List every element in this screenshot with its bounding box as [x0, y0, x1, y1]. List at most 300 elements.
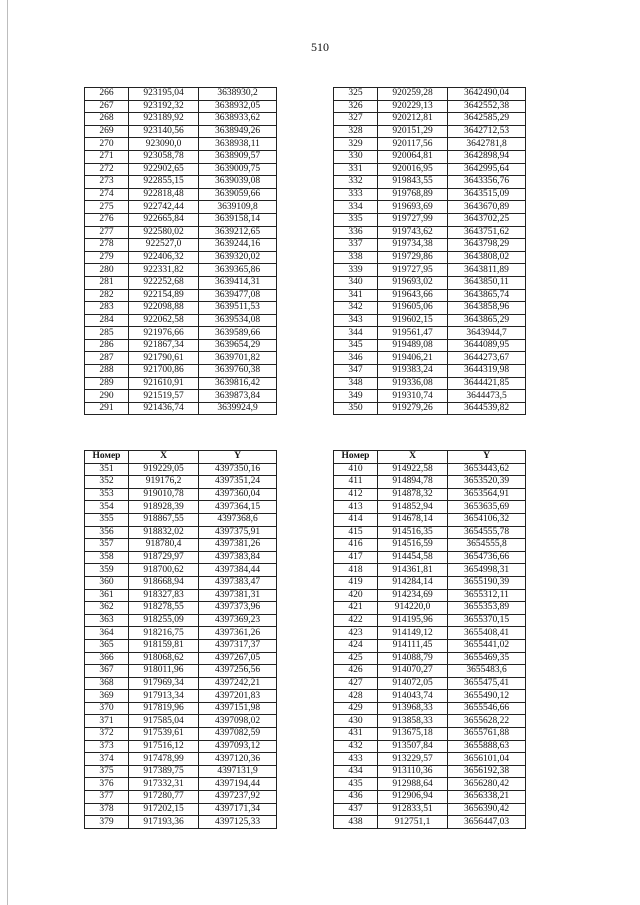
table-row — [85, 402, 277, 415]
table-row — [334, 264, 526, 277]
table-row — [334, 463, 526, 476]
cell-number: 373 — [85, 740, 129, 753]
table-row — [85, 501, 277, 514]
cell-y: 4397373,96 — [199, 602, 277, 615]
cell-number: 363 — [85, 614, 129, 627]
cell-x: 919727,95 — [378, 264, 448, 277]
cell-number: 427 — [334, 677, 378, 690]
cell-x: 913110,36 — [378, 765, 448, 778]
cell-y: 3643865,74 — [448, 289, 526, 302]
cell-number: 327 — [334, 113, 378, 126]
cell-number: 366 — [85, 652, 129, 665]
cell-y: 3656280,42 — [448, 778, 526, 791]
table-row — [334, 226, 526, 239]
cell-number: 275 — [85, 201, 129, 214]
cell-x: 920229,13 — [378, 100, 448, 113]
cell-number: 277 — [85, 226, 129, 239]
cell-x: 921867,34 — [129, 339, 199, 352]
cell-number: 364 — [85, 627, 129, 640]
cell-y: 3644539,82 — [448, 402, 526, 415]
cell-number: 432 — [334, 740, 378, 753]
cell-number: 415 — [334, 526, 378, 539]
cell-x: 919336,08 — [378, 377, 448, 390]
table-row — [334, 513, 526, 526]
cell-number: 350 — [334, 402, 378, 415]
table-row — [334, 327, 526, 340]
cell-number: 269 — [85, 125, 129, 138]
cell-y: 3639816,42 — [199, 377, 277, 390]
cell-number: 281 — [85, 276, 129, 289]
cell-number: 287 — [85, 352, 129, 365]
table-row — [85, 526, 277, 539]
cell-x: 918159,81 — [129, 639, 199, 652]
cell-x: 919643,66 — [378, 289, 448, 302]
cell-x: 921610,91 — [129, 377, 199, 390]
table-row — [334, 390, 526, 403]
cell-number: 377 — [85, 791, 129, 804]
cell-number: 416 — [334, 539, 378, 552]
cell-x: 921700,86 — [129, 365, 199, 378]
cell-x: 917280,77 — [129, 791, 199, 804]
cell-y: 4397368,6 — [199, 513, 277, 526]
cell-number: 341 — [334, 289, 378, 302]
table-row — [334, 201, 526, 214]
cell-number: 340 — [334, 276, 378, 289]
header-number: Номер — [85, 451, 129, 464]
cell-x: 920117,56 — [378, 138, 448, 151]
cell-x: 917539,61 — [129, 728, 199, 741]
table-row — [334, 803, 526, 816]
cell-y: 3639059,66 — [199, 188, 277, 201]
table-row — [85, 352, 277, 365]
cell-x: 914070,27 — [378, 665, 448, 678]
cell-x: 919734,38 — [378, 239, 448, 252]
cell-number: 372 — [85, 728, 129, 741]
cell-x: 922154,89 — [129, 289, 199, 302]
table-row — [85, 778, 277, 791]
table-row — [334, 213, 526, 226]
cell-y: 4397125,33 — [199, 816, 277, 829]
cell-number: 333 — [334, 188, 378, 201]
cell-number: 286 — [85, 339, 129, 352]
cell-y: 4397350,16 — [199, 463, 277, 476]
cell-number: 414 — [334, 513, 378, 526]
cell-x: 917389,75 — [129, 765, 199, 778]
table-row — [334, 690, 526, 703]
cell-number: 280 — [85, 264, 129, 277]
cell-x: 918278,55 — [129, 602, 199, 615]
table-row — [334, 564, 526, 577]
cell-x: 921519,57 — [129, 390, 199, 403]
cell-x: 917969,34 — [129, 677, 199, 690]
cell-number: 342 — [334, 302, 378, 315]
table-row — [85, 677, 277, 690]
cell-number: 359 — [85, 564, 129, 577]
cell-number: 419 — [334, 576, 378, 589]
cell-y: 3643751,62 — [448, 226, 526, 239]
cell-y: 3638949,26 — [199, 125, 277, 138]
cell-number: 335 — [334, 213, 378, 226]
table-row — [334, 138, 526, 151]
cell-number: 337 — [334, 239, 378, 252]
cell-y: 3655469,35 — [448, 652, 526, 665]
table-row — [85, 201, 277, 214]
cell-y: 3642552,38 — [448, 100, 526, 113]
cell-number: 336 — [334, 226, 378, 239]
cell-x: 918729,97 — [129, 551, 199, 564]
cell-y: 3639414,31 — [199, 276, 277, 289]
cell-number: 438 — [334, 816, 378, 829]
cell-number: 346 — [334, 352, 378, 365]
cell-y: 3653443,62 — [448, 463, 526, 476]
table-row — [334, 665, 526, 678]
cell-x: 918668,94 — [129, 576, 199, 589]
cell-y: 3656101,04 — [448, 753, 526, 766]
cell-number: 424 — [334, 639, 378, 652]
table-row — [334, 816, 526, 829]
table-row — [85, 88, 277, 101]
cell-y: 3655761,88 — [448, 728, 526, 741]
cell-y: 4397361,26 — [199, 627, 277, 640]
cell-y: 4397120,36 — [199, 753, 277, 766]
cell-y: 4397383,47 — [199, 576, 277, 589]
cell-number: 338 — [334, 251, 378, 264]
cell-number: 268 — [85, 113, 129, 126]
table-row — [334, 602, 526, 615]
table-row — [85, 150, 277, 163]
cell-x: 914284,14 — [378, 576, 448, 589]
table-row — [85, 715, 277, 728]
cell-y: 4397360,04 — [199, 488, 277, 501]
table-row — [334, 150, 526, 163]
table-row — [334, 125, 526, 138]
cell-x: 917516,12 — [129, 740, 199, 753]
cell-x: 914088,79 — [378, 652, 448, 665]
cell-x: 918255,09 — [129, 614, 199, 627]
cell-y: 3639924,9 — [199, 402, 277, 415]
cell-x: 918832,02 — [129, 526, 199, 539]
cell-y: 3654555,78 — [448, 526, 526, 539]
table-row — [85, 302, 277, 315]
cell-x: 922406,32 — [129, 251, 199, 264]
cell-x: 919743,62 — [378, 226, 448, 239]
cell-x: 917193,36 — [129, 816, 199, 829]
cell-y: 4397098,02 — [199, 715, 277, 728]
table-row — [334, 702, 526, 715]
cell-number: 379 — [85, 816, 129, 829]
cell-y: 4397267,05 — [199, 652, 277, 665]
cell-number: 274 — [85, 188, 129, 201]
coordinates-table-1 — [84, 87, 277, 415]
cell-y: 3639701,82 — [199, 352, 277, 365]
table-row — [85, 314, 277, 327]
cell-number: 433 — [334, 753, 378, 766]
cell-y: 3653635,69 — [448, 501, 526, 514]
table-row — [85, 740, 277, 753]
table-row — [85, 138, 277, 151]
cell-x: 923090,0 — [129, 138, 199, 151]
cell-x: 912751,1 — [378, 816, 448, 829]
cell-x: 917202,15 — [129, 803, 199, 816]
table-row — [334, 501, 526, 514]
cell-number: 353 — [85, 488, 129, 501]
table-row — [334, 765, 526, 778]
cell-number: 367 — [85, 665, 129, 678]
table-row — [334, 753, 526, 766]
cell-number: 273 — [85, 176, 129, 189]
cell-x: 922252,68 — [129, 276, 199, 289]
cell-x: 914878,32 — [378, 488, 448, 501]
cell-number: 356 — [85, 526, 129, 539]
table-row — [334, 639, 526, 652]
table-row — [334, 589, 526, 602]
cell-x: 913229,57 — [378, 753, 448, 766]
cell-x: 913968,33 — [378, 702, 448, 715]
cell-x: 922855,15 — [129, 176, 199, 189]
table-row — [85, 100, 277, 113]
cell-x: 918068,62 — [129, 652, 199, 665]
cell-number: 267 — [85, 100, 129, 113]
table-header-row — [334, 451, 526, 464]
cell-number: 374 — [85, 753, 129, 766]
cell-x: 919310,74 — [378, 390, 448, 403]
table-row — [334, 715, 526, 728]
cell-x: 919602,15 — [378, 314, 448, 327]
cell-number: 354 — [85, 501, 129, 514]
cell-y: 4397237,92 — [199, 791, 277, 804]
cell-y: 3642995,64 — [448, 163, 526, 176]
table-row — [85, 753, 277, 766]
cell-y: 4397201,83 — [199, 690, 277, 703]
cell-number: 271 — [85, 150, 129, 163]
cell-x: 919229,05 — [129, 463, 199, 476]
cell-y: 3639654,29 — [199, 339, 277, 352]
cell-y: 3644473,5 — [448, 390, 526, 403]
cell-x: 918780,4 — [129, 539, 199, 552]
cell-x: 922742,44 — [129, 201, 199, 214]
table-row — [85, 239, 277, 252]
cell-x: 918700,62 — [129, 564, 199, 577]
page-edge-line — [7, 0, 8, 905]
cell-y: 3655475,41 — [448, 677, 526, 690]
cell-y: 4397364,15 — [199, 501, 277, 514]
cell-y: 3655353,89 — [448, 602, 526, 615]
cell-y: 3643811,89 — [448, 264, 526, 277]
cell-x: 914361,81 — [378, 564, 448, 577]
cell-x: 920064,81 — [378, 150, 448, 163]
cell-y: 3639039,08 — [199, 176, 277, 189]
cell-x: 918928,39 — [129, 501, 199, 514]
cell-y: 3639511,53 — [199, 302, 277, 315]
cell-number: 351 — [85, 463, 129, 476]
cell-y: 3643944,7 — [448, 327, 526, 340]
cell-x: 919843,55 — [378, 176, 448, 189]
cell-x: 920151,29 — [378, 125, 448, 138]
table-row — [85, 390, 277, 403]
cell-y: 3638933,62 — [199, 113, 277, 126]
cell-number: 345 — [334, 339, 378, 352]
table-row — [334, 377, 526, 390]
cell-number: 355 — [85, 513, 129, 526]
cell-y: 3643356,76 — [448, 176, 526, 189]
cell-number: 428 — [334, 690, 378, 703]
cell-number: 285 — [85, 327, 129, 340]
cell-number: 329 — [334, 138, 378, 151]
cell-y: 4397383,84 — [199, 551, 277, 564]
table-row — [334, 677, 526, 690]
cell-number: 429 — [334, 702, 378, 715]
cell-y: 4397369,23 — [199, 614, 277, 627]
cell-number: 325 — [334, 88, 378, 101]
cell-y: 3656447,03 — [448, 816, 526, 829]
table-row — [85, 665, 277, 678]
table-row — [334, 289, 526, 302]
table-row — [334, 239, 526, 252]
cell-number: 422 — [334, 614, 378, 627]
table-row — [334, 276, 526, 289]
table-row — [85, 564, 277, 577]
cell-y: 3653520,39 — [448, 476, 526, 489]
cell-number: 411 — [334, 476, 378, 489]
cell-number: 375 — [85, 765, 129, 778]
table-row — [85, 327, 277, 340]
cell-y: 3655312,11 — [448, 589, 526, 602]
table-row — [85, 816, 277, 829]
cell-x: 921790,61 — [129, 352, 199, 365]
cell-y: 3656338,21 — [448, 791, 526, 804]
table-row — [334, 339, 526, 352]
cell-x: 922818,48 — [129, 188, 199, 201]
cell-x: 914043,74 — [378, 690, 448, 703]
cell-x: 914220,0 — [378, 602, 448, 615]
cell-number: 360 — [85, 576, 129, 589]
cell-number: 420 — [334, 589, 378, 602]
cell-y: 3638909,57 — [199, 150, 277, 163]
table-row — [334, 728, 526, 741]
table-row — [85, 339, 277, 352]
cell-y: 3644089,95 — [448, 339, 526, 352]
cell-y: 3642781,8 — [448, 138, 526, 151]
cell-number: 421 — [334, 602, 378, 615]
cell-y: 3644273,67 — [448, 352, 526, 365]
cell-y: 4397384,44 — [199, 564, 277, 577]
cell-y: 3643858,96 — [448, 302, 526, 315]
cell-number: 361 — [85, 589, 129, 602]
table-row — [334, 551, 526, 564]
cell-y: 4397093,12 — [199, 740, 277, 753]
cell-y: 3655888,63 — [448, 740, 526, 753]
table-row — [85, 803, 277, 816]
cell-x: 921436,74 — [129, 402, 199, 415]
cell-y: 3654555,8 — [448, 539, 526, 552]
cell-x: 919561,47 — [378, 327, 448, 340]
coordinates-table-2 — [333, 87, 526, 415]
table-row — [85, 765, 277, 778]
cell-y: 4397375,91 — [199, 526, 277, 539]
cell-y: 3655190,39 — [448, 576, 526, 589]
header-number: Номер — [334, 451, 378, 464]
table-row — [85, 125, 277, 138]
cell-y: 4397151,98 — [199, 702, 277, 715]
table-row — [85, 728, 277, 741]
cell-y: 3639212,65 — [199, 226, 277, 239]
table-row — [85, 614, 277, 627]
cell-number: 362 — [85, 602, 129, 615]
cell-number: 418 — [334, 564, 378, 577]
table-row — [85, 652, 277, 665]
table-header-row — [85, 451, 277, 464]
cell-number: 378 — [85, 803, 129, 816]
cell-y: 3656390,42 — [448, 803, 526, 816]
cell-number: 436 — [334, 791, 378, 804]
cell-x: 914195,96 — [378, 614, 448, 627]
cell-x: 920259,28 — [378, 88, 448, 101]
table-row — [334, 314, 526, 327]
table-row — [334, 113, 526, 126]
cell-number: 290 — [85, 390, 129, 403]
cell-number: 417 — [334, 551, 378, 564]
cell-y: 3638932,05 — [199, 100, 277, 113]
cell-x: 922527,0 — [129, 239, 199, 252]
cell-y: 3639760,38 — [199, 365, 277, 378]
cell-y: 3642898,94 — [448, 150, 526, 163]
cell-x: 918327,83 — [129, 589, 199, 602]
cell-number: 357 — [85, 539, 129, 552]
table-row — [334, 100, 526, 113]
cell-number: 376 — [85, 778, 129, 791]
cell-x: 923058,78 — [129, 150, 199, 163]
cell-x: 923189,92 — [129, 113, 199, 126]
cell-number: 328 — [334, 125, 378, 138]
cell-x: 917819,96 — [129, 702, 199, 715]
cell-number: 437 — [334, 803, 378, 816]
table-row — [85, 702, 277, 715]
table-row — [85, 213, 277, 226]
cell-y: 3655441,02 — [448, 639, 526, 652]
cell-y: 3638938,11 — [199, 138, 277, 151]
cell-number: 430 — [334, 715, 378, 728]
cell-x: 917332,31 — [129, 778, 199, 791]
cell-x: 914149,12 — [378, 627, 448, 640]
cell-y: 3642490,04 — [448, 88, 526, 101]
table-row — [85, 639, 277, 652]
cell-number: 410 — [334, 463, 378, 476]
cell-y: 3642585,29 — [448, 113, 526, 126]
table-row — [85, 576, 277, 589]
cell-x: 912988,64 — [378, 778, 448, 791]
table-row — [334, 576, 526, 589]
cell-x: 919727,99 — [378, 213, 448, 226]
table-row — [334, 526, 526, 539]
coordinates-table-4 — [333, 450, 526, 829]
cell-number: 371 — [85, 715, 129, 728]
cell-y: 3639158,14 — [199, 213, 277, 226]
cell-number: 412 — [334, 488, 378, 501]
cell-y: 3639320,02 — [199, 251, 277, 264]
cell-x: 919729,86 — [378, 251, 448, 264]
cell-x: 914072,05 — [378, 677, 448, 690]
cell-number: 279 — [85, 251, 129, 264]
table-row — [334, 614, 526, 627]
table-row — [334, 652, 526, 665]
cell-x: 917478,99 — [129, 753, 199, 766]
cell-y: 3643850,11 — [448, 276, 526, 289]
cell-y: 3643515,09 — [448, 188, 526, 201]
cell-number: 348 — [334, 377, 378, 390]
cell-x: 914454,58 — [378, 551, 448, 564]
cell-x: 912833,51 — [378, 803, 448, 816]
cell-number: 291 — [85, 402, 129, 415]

_Given problem:_ Swap "table-row" for "row-entry" in the data, starting at the line containing "table-row — [85, 402, 277, 415]" and ending at the line containing "cell-number: 432 — [334, 740, 378, 753]". Give only those lines, with nothing else changed.

_Result of this exercise:_
row-entry — [85, 402, 277, 415]
row-entry — [334, 264, 526, 277]
row-entry — [334, 463, 526, 476]
cell-number: 373 — [85, 740, 129, 753]
row-entry — [85, 501, 277, 514]
cell-y: 4397373,96 — [199, 602, 277, 615]
cell-number: 363 — [85, 614, 129, 627]
cell-x: 919727,95 — [378, 264, 448, 277]
cell-number: 427 — [334, 677, 378, 690]
cell-x: 913110,36 — [378, 765, 448, 778]
cell-y: 3643865,74 — [448, 289, 526, 302]
cell-number: 327 — [334, 113, 378, 126]
cell-number: 366 — [85, 652, 129, 665]
cell-y: 3656280,42 — [448, 778, 526, 791]
row-entry — [334, 226, 526, 239]
cell-number: 275 — [85, 201, 129, 214]
cell-x: 920229,13 — [378, 100, 448, 113]
cell-number: 277 — [85, 226, 129, 239]
cell-x: 921867,34 — [129, 339, 199, 352]
cell-number: 364 — [85, 627, 129, 640]
cell-y: 3644539,82 — [448, 402, 526, 415]
cell-number: 432 — [334, 740, 378, 753]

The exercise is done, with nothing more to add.